GOAL: Copy all lines in which the word "glyph" can be found.
-- INFORMATION SHOWN start --
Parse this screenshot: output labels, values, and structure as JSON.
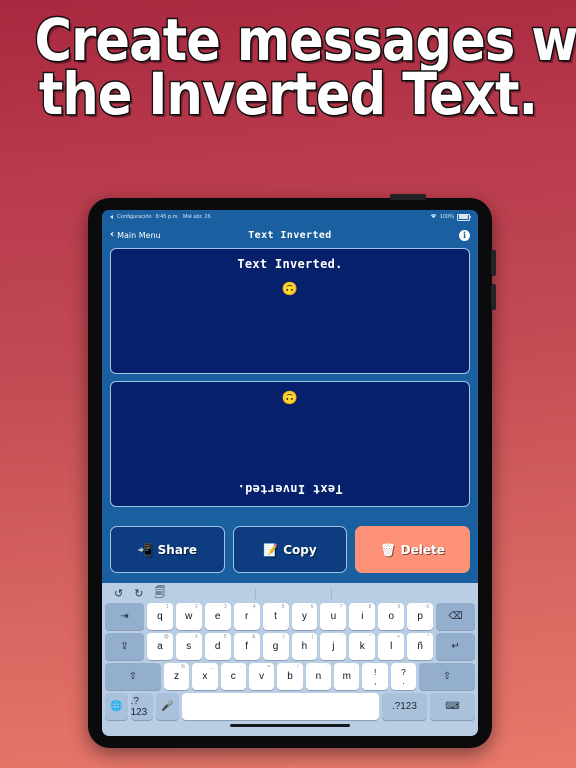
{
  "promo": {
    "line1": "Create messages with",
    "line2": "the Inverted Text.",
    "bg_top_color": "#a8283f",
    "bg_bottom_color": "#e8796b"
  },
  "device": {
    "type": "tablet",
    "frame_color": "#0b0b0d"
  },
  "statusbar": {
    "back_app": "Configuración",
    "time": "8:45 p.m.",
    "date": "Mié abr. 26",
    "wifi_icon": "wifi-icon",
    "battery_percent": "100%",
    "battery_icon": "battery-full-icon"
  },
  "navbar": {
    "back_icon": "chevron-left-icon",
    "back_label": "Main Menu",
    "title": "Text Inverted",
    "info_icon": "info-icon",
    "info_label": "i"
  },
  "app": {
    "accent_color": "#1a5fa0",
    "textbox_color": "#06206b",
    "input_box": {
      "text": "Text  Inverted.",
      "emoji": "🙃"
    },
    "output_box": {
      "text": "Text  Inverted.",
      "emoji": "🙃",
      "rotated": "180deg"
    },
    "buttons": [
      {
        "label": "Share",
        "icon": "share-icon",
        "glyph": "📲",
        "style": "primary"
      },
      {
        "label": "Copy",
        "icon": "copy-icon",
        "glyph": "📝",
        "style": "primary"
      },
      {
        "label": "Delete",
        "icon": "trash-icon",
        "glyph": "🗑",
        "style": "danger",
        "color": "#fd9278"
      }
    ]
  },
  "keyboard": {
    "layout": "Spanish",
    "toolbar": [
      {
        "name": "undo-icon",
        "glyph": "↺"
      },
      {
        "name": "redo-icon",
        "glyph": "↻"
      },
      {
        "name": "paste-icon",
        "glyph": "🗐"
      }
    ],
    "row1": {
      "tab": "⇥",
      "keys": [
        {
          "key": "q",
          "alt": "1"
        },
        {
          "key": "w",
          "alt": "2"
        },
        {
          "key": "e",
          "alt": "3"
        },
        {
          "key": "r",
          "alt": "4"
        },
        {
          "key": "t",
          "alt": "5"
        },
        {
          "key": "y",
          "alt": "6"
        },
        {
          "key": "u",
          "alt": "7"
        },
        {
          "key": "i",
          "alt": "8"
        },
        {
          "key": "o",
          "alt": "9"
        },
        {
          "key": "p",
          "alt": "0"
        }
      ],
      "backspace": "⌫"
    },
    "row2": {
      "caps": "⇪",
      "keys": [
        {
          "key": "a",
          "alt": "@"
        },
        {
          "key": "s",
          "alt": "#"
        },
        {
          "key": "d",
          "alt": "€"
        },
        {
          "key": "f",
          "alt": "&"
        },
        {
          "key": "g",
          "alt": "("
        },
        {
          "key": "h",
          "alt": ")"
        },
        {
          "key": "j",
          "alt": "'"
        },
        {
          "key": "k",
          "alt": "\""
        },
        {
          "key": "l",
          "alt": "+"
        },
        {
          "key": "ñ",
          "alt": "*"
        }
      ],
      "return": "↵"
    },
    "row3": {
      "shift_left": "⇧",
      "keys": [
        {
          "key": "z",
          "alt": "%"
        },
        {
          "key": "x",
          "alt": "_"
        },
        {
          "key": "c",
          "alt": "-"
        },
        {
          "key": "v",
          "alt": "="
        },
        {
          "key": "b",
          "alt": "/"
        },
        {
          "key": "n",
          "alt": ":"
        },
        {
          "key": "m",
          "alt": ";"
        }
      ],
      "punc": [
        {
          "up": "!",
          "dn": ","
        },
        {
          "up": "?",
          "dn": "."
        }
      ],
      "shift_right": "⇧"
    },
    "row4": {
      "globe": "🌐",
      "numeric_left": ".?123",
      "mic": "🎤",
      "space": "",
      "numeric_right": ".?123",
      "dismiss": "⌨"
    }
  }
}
-- INFORMATION SHOWN end --
-- INFORMATION SHOWN start --
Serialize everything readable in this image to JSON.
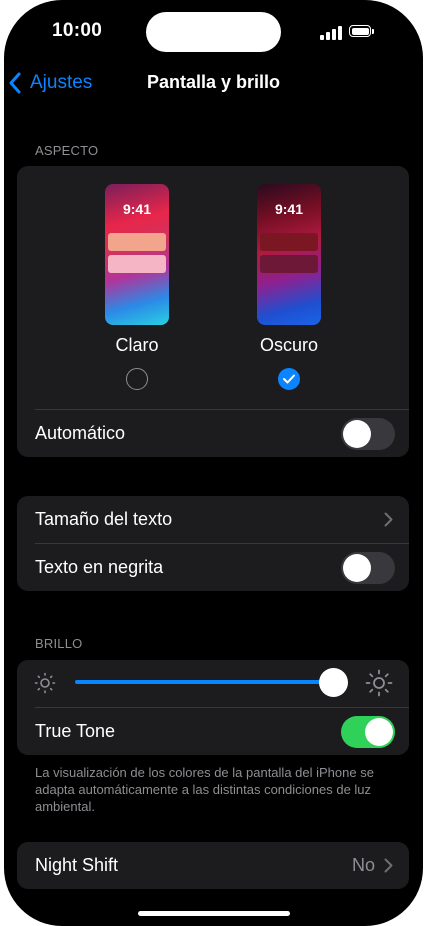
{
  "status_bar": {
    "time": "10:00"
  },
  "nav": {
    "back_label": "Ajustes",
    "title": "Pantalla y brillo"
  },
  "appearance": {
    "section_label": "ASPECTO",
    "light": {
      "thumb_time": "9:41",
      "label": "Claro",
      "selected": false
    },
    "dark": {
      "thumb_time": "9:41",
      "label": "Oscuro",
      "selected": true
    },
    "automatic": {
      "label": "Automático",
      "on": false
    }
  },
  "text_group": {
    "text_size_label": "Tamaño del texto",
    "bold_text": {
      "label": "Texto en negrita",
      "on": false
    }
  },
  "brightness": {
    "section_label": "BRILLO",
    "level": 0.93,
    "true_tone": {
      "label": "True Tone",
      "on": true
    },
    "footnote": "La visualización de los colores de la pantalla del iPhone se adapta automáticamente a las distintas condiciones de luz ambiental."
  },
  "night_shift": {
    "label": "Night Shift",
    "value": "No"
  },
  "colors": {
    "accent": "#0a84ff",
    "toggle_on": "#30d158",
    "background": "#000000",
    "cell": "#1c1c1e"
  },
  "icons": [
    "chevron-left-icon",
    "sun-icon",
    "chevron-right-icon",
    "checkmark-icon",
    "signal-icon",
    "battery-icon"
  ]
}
-- INFORMATION SHOWN end --
OUTPUT BELOW:
        "glyph": "📲",
        "glyph": "📝",
        "glyph": "🗑",
        "glyph": "↺"
        "glyph": "↻"
        "glyph": "🗐"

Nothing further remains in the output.